## [Goal]
In the entries below, find every line with "Pana" and copy it.

## START Records provided

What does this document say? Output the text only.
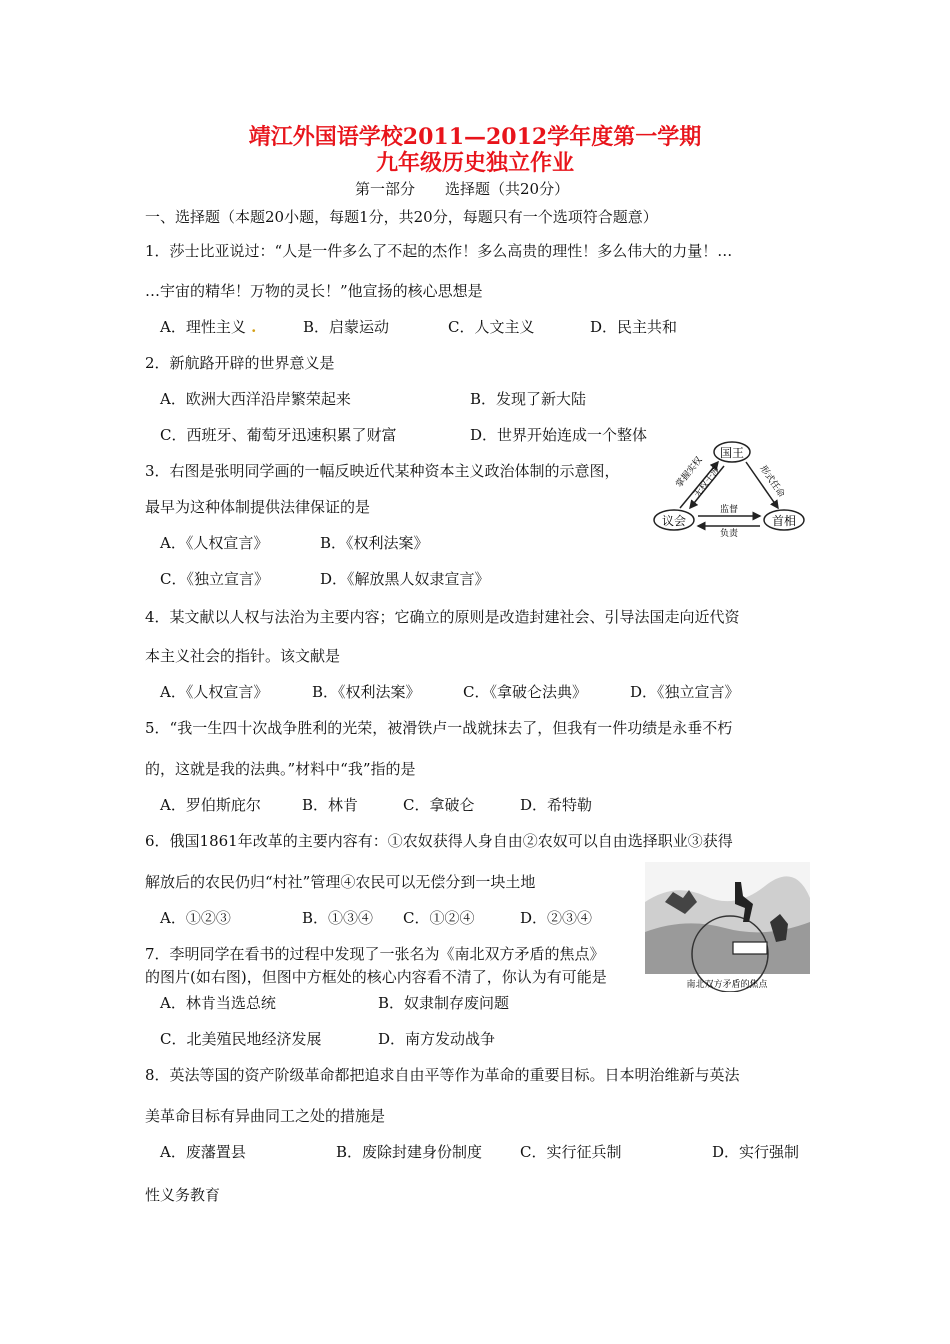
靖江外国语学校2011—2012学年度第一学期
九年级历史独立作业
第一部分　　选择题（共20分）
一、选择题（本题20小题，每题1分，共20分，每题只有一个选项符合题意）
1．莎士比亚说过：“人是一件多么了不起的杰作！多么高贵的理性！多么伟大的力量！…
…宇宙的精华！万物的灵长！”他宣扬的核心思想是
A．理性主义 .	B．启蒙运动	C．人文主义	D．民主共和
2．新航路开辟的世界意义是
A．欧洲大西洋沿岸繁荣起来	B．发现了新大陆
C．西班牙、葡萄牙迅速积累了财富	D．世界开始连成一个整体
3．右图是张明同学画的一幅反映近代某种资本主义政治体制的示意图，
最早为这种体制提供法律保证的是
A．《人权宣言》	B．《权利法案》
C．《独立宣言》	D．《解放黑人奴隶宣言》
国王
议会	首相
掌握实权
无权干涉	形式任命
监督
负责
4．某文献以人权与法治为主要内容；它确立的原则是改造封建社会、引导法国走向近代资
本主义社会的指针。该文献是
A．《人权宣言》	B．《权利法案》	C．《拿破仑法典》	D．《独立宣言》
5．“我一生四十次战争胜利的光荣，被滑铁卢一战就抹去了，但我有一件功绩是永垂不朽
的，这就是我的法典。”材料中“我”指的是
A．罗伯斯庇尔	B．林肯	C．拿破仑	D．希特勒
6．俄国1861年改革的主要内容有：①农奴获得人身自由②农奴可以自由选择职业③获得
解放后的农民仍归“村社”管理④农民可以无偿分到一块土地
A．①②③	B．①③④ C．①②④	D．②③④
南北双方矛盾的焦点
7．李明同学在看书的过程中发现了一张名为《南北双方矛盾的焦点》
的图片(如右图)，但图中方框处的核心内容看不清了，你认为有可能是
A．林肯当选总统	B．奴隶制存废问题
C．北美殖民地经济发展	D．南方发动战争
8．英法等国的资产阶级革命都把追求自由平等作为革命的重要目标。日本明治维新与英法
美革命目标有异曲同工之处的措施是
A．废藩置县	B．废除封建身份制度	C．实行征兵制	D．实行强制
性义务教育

## END Records provided
## START Records provided

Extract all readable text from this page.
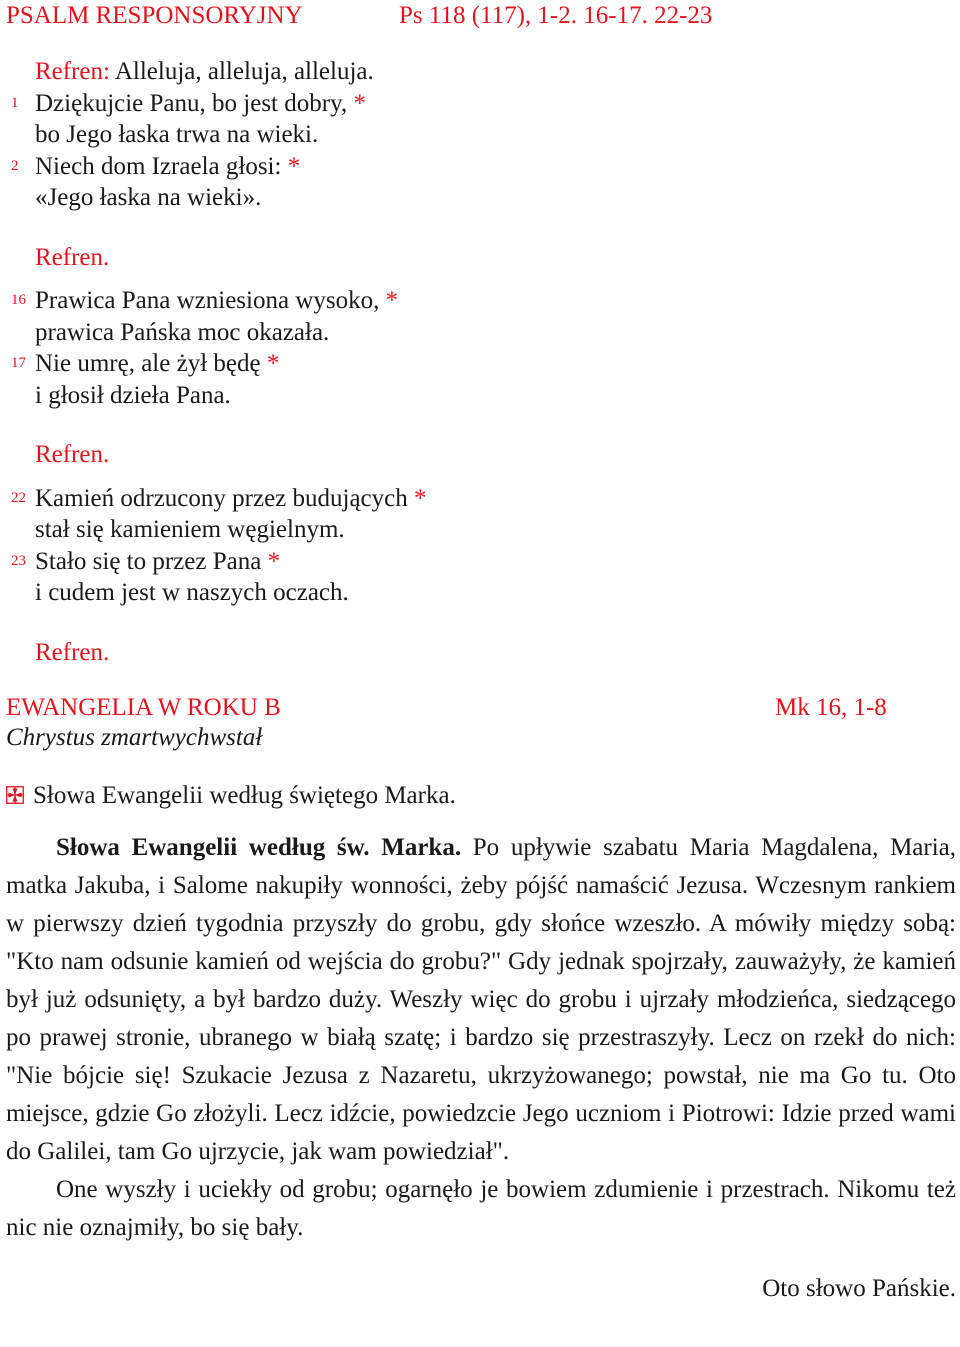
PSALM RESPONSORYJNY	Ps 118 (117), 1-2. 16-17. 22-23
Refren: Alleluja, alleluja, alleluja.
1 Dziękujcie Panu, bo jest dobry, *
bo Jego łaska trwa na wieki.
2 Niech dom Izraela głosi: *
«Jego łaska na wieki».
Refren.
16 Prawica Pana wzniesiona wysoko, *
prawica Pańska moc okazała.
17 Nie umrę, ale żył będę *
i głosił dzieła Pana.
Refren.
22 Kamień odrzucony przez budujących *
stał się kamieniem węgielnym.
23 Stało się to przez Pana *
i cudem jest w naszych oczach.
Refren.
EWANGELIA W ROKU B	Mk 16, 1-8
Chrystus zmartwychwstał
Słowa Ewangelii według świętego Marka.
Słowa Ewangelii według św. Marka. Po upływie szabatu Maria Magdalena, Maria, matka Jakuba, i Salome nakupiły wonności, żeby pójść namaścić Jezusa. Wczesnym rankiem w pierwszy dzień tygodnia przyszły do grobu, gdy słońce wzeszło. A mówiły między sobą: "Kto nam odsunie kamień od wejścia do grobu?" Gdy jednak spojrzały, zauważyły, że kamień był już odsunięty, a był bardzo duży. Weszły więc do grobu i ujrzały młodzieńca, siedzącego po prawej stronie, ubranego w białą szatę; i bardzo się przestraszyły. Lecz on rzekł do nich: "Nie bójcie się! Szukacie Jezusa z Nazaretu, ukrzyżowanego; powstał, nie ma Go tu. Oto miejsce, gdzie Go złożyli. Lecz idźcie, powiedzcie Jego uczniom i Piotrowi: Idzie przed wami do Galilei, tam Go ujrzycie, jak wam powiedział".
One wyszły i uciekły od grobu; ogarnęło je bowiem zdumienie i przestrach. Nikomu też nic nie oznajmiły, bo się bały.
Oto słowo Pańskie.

## END Records provided

## [Written solution]
16 Prawica Pana wzniesiona wysoko, *
i głosił dzieła Pana.
23 Stało się to przez Pana *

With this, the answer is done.